* **Prompt**:
Every entry below must appear again, exactly as written.

* **Data rows**:

»»

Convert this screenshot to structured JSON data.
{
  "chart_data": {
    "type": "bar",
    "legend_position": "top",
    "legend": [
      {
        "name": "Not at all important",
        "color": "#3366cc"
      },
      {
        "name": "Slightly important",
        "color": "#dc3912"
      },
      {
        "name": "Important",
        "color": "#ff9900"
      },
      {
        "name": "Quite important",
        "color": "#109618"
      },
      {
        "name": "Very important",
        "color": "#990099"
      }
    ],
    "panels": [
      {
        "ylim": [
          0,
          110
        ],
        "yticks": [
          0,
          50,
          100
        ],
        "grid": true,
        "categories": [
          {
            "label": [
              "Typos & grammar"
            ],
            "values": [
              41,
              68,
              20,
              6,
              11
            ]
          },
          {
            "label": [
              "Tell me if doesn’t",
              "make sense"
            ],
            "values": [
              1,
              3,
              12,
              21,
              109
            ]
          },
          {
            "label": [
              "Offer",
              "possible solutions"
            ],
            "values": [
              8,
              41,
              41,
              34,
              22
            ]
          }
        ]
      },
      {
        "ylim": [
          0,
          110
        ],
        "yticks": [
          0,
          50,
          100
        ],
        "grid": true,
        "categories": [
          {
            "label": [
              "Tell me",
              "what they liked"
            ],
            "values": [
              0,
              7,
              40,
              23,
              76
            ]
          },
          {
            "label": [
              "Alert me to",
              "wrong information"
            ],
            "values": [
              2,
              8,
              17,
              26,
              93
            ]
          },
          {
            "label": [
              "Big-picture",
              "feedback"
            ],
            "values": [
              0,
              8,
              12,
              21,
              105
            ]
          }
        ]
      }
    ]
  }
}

««

* **Task solution**:
Convert this screenshot to structured JSON data.
{
  "chart_data": {
    "type": "bar",
    "legend_position": "top",
    "legend": [
      {
        "name": "Not at all important",
        "color": "#3366cc"
      },
      {
        "name": "Slightly important",
        "color": "#dc3912"
      },
      {
        "name": "Important",
        "color": "#ff9900"
      },
      {
        "name": "Quite important",
        "color": "#109618"
      },
      {
        "name": "Very important",
        "color": "#990099"
      }
    ],
    "panels": [
      {
        "ylim": [
          0,
          110
        ],
        "yticks": [
          0,
          50,
          100
        ],
        "grid": true,
        "categories": [
          {
            "label": [
              "Typos & grammar"
            ],
            "values": [
              41,
              68,
              20,
              6,
              11
            ]
          },
          {
            "label": [
              "Tell me if doesn’t",
              "make sense"
            ],
            "values": [
              1,
              3,
              12,
              21,
              109
            ]
          },
          {
            "label": [
              "Offer",
              "possible solutions"
            ],
            "values": [
              8,
              41,
              41,
              34,
              22
            ]
          }
        ]
      },
      {
        "ylim": [
          0,
          110
        ],
        "yticks": [
          0,
          50,
          100
        ],
        "grid": true,
        "categories": [
          {
            "label": [
              "Tell me",
              "what they liked"
            ],
            "values": [
              0,
              7,
              40,
              23,
              76
            ]
          },
          {
            "label": [
              "Alert me to",
              "wrong information"
            ],
            "values": [
              2,
              8,
              17,
              26,
              93
            ]
          },
          {
            "label": [
              "Big-picture",
              "feedback"
            ],
            "values": [
              0,
              8,
              12,
              21,
              105
            ]
          }
        ]
      }
    ]
  }
}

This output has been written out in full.